Using the data below, gather each line that includes the word "DANH".

── RECORDS SHOWN

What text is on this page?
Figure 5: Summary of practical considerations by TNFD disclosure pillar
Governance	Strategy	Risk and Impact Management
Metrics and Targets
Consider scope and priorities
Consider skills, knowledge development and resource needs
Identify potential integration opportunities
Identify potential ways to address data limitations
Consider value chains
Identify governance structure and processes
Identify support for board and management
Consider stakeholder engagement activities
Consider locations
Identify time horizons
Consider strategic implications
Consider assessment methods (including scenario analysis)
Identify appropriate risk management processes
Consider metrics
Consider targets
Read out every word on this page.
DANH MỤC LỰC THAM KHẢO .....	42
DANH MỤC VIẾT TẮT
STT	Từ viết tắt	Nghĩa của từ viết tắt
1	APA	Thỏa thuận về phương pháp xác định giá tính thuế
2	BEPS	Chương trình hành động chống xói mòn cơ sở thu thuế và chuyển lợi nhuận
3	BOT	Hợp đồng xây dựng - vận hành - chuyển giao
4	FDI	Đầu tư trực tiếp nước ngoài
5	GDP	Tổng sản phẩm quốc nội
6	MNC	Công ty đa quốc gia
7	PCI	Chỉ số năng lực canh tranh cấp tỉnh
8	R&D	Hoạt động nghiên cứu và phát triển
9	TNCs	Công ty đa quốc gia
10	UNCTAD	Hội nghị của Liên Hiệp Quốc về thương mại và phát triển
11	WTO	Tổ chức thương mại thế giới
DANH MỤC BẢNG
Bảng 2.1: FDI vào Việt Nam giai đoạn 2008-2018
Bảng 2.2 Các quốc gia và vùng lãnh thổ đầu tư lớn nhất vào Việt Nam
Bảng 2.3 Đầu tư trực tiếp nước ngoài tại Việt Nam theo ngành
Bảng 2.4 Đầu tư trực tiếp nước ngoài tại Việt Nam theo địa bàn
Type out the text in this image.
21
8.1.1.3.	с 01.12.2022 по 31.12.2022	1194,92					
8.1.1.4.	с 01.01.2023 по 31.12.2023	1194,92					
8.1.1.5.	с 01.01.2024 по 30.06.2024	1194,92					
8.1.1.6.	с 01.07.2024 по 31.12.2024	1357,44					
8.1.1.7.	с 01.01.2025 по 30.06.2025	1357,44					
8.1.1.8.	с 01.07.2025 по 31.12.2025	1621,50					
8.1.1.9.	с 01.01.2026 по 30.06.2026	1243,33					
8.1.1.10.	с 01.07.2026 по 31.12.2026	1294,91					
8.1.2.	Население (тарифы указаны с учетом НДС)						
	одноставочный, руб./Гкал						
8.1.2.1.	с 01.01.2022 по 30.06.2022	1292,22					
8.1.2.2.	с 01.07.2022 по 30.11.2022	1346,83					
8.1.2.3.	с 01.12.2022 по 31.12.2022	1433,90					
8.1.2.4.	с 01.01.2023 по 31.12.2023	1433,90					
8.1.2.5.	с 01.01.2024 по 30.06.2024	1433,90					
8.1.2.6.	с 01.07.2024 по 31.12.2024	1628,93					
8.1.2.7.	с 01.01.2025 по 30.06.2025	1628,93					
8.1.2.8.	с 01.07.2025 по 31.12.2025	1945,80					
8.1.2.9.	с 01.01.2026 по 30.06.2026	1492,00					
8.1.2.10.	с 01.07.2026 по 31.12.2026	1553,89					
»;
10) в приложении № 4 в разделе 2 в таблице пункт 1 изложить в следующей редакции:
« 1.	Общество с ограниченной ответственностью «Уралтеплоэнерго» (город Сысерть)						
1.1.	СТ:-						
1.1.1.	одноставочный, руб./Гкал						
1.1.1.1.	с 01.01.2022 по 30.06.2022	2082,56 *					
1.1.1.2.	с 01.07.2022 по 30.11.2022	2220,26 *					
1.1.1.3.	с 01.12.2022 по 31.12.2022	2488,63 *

────

* _EXERCISE ANSWER_:
DANH MỤC LỰC THAM KHẢO .....	42
DANH MỤC VIẾT TẮT
DANH MỤC BẢNG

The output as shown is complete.